§ Directions for this task
Transcribe the records that follow. Keep every word exactly, and drop the pictures.
>> Start Records for this exercise
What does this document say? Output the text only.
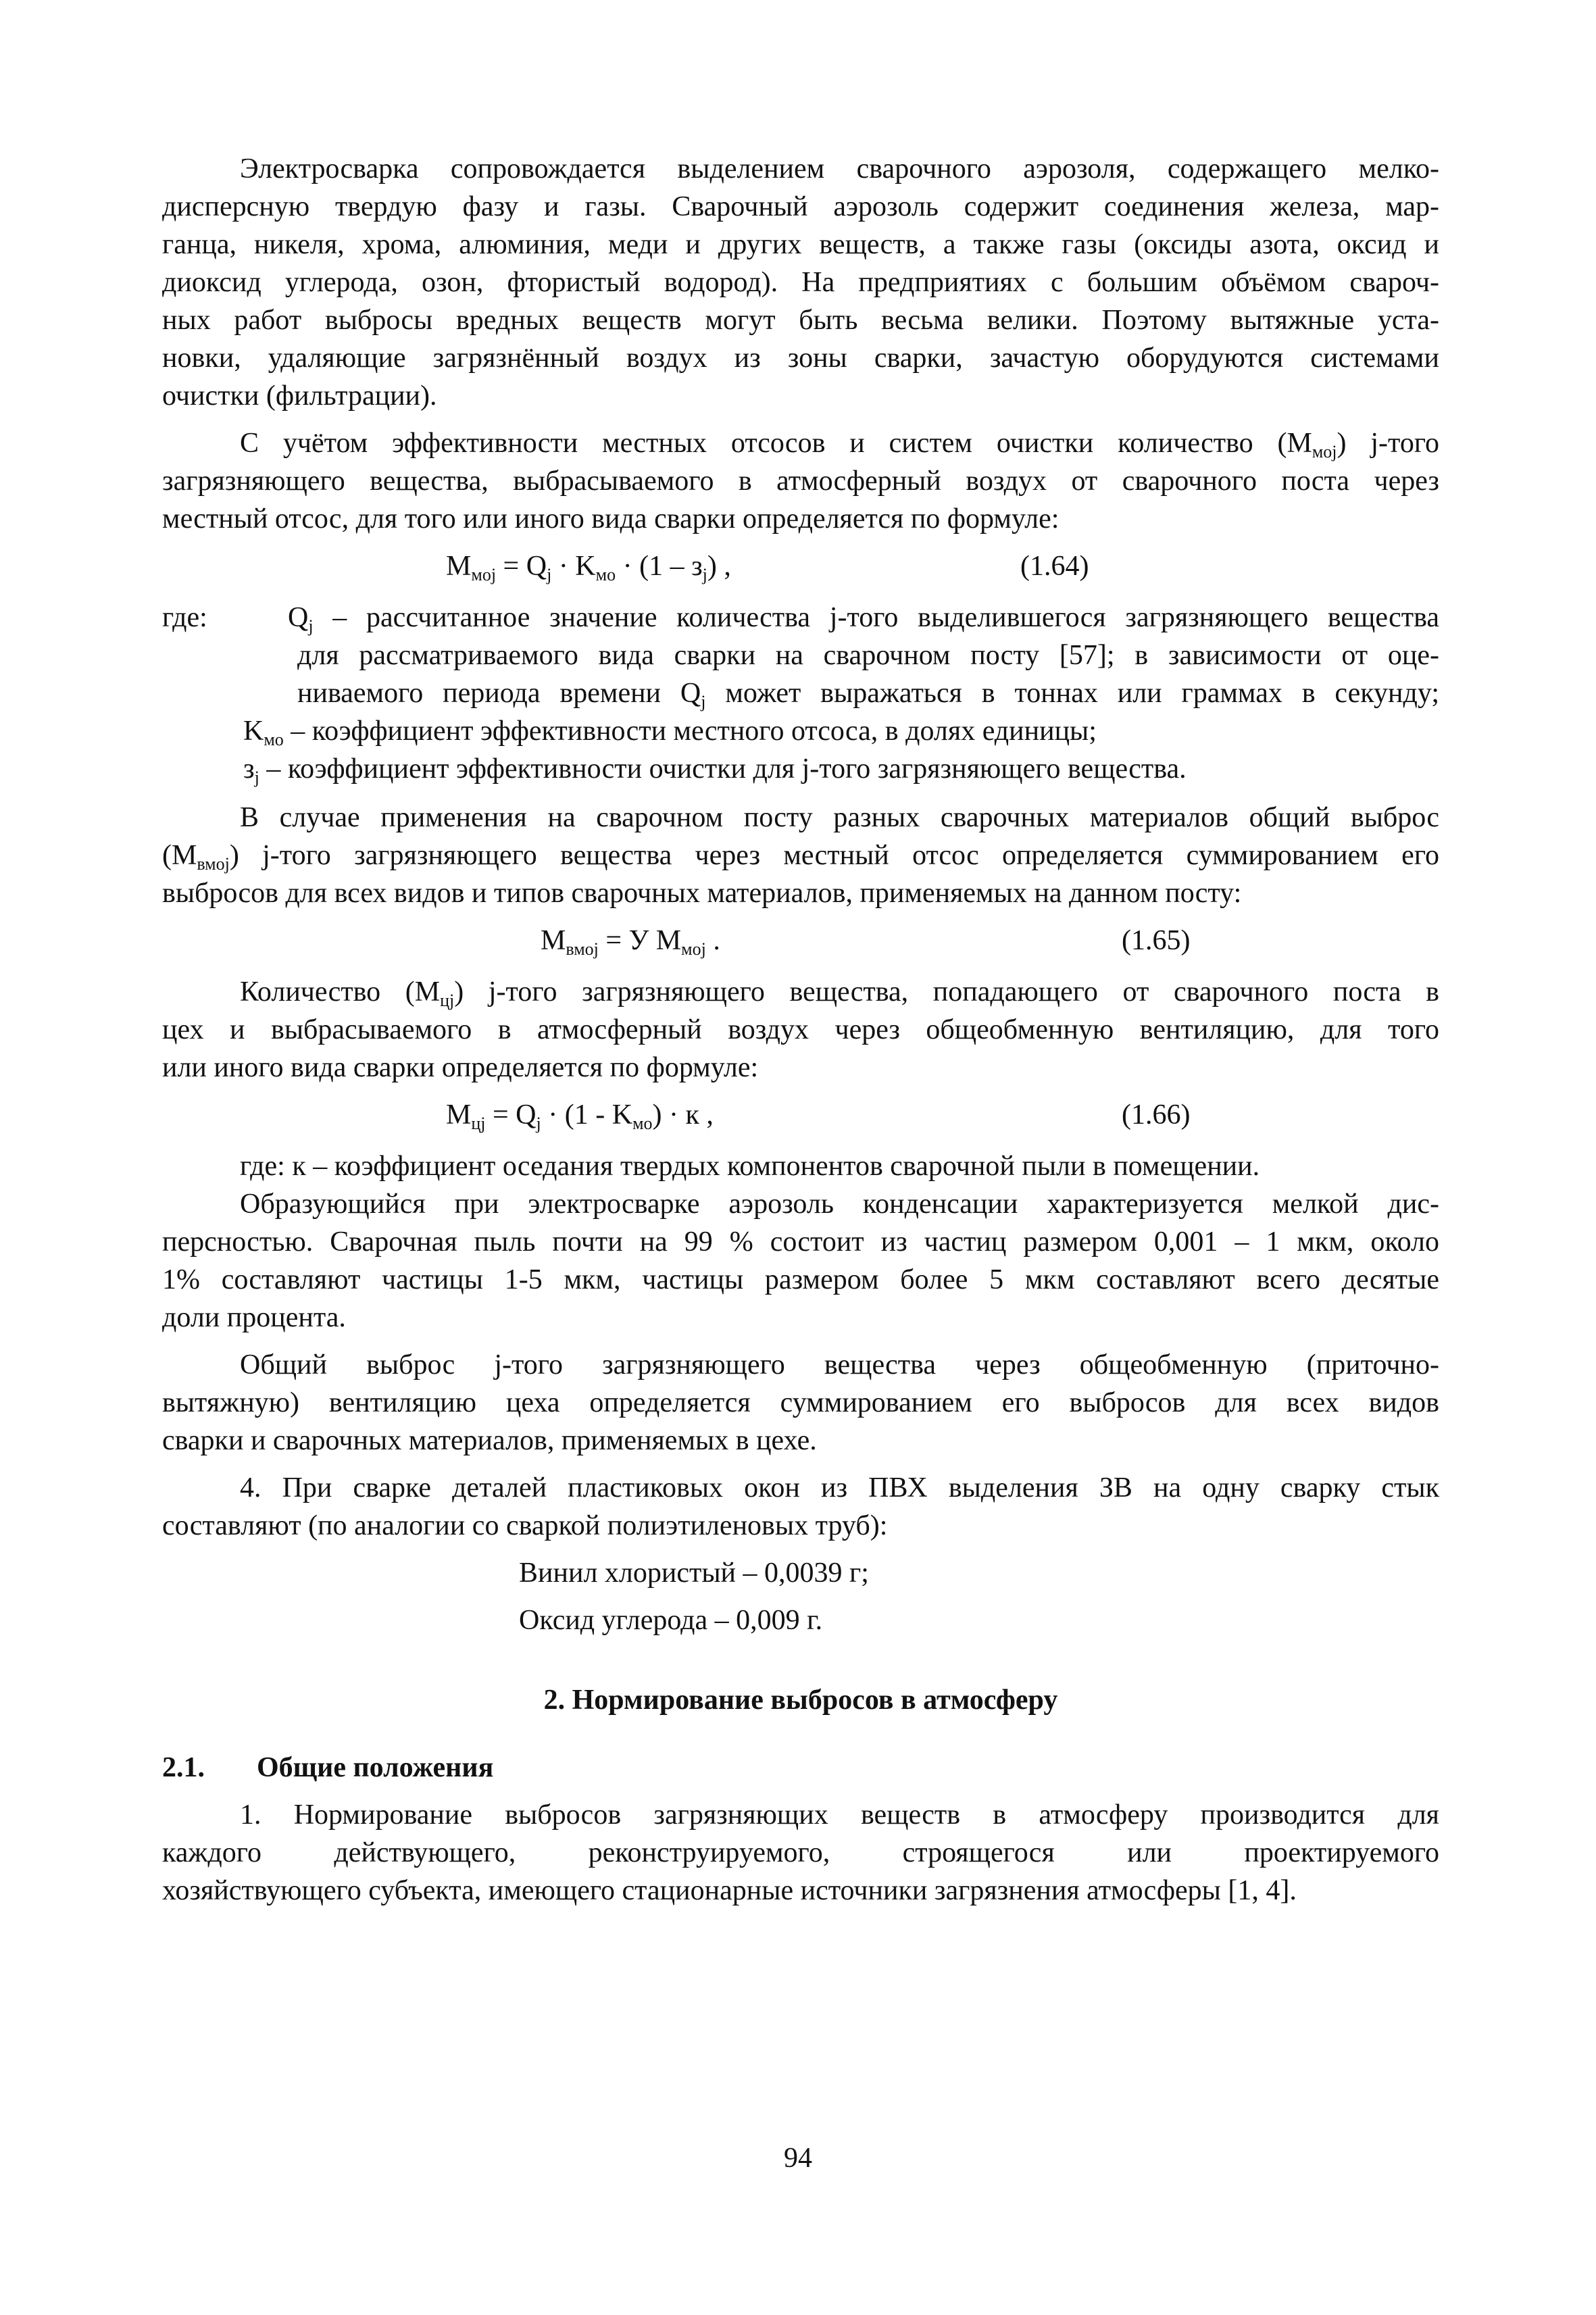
Электросварка сопровождается выделением сварочного аэрозоля, содержащего мелко-
дисперсную твердую фазу и газы. Сварочный аэрозоль содержит соединения железа, мар-
ганца, никеля, хрома, алюминия, меди и других веществ, а также газы (оксиды азота, оксид и
диоксид углерода, озон, фтористый водород). На предприятиях с большим объёмом свароч-
ных работ выбросы вредных веществ могут быть весьма велики. Поэтому вытяжные уста-
новки, удаляющие загрязнённый воздух из зоны сварки, зачастую оборудуются системами
очистки (фильтрации).
С учётом эффективности местных отсосов и систем очистки количество $(M_{моj})$ j-того
загрязняющего вещества, выбрасываемого в атмосферный воздух от сварочного поста через
местный отсос, для того или иного вида сварки определяется по формуле:
$M_{моj} = Q_j \cdot K_{мо} \cdot (1 - з_j)$ ,	(1.64)
где:	$Q_j$ – рассчитанное значение количества j-того выделившегося загрязняющего вещества
для рассматриваемого вида сварки на сварочном посту [57]; в зависимости от оце-
ниваемого периода времени $Q_j$ может выражаться в тоннах или граммах в секунду;
$K_{мо}$ – коэффициент эффективности местного отсоса, в долях единицы;
$з_j$ – коэффициент эффективности очистки для j-того загрязняющего вещества.
В случае применения на сварочном посту разных сварочных материалов общий выброс
$(M_{вмоj})$ j-того загрязняющего вещества через местный отсос определяется суммированием его
выбросов для всех видов и типов сварочных материалов, применяемых на данном посту:
$M_{вмоj} = У$ $M_{моj}$ .	(1.65)
Количество $(M_{цj})$ j-того загрязняющего вещества, попадающего от сварочного поста в
цех и выбрасываемого в атмосферный воздух через общеобменную вентиляцию, для того
или иного вида сварки определяется по формуле:
$M_{цj} = Q_j \cdot (1 - K_{мо}) \cdot к$ ,	(1.66)
где: к – коэффициент оседания твердых компонентов сварочной пыли в помещении.
Образующийся при электросварке аэрозоль конденсации характеризуется мелкой дис-
персностью. Сварочная пыль почти на 99 % состоит из частиц размером 0,001 – 1 мкм, около
1% составляют частицы 1-5 мкм, частицы размером более 5 мкм составляют всего десятые
доли процента.
Общий выброс j-того загрязняющего вещества через общеобменную (приточно-
вытяжную) вентиляцию цеха определяется суммированием его выбросов для всех видов
сварки и сварочных материалов, применяемых в цехе.
4. При сварке деталей пластиковых окон из ПВХ выделения ЗВ на одну сварку стык
составляют (по аналогии со сваркой полиэтиленовых труб):
Винил хлористый – 0,0039 г;
Оксид углерода – 0,009 г.
2. Нормирование выбросов в атмосферу
2.1. Общие положения
1. Нормирование выбросов загрязняющих веществ в атмосферу производится для
каждого действующего, реконструируемого, строящегося или проектируемого
хозяйствующего субъекта, имеющего стационарные источники загрязнения атмосферы [1, 4].
94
>> End Records for this exercise
§ Final result
What does this document say? Output the text only.
Электросварка сопровождается выделением сварочного аэрозоля, содержащего мелко-
дисперсную твердую фазу и газы. Сварочный аэрозоль содержит соединения железа, мар-
ганца, никеля, хрома, алюминия, меди и других веществ, а также газы (оксиды азота, оксид и
диоксид углерода, озон, фтористый водород). На предприятиях с большим объёмом свароч-
ных работ выбросы вредных веществ могут быть весьма велики. Поэтому вытяжные уста-
новки, удаляющие загрязнённый воздух из зоны сварки, зачастую оборудуются системами
очистки (фильтрации).
С учётом эффективности местных отсосов и систем очистки количество $(M_{моj})$ j-того
загрязняющего вещества, выбрасываемого в атмосферный воздух от сварочного поста через
местный отсос, для того или иного вида сварки определяется по формуле:
$M_{моj} = Q_j \cdot K_{мо} \cdot (1 - з_j)$ ,	(1.64)
где:	$Q_j$ – рассчитанное значение количества j-того выделившегося загрязняющего вещества
для рассматриваемого вида сварки на сварочном посту [57]; в зависимости от оце-
ниваемого периода времени $Q_j$ может выражаться в тоннах или граммах в секунду;
$K_{мо}$ – коэффициент эффективности местного отсоса, в долях единицы;
$з_j$ – коэффициент эффективности очистки для j-того загрязняющего вещества.
В случае применения на сварочном посту разных сварочных материалов общий выброс
$(M_{вмоj})$ j-того загрязняющего вещества через местный отсос определяется суммированием его
выбросов для всех видов и типов сварочных материалов, применяемых на данном посту:
$M_{вмоj} = У$ $M_{моj}$ .	(1.65)
Количество $(M_{цj})$ j-того загрязняющего вещества, попадающего от сварочного поста в
цех и выбрасываемого в атмосферный воздух через общеобменную вентиляцию, для того
или иного вида сварки определяется по формуле:
$M_{цj} = Q_j \cdot (1 - K_{мо}) \cdot к$ ,	(1.66)
где: к – коэффициент оседания твердых компонентов сварочной пыли в помещении.
Образующийся при электросварке аэрозоль конденсации характеризуется мелкой дис-
персностью. Сварочная пыль почти на 99 % состоит из частиц размером 0,001 – 1 мкм, около
1% составляют частицы 1-5 мкм, частицы размером более 5 мкм составляют всего десятые
доли процента.
Общий выброс j-того загрязняющего вещества через общеобменную (приточно-
вытяжную) вентиляцию цеха определяется суммированием его выбросов для всех видов
сварки и сварочных материалов, применяемых в цехе.
4. При сварке деталей пластиковых окон из ПВХ выделения ЗВ на одну сварку стык
составляют (по аналогии со сваркой полиэтиленовых труб):
Винил хлористый – 0,0039 г;
Оксид углерода – 0,009 г.
2. Нормирование выбросов в атмосферу
2.1. Общие положения
1. Нормирование выбросов загрязняющих веществ в атмосферу производится для
каждого действующего, реконструируемого, строящегося или проектируемого
хозяйствующего субъекта, имеющего стационарные источники загрязнения атмосферы [1, 4].
94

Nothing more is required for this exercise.